— Task directions —
Restate the full listing word for word and leave the pictures out.

________________________

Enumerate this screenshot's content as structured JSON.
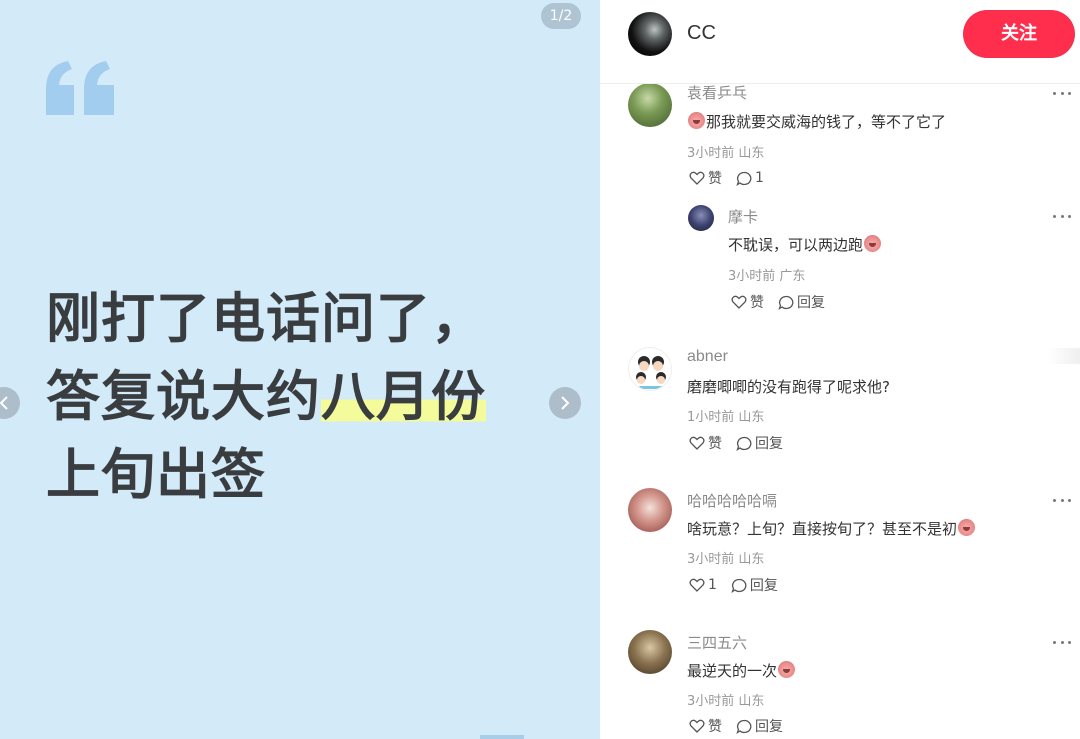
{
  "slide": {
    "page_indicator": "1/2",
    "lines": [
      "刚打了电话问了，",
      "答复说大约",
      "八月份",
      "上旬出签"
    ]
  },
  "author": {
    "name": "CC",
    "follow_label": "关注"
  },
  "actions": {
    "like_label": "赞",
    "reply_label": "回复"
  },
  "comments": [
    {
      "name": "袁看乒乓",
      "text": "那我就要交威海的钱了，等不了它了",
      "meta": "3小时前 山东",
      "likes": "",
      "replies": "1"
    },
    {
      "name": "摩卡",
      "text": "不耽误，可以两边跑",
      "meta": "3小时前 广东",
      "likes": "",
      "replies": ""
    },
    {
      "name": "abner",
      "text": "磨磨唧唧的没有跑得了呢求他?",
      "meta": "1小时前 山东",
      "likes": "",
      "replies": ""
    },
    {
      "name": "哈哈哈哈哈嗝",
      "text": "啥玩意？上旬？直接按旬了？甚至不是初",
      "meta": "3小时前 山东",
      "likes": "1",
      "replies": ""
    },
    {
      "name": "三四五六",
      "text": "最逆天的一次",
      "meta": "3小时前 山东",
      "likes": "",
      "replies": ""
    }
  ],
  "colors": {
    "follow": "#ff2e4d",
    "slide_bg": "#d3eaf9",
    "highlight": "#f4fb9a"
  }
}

________________________

— Response below —
Enumerate this screenshot's content as structured JSON.
{
  "slide": {
    "page_indicator": "1/2",
    "lines": [
      "刚打了电话问了，",
      "答复说大约",
      "八月份",
      "上旬出签"
    ]
  },
  "author": {
    "name": "CC",
    "follow_label": "关注"
  },
  "actions": {
    "like_label": "赞",
    "reply_label": "回复"
  },
  "comments": [
    {
      "name": "袁看乒乓",
      "text": "那我就要交威海的钱了，等不了它了",
      "meta": "3小时前 山东",
      "likes": "",
      "replies": "1"
    },
    {
      "name": "摩卡",
      "text": "不耽误，可以两边跑",
      "meta": "3小时前 广东",
      "likes": "",
      "replies": ""
    },
    {
      "name": "abner",
      "text": "磨磨唧唧的没有跑得了呢求他?",
      "meta": "1小时前 山东",
      "likes": "",
      "replies": ""
    },
    {
      "name": "哈哈哈哈哈嗝",
      "text": "啥玩意？上旬？直接按旬了？甚至不是初",
      "meta": "3小时前 山东",
      "likes": "1",
      "replies": ""
    },
    {
      "name": "三四五六",
      "text": "最逆天的一次",
      "meta": "3小时前 山东",
      "likes": "",
      "replies": ""
    }
  ],
  "colors": {
    "follow": "#ff2e4d",
    "slide_bg": "#d3eaf9",
    "highlight": "#f4fb9a"
  }
}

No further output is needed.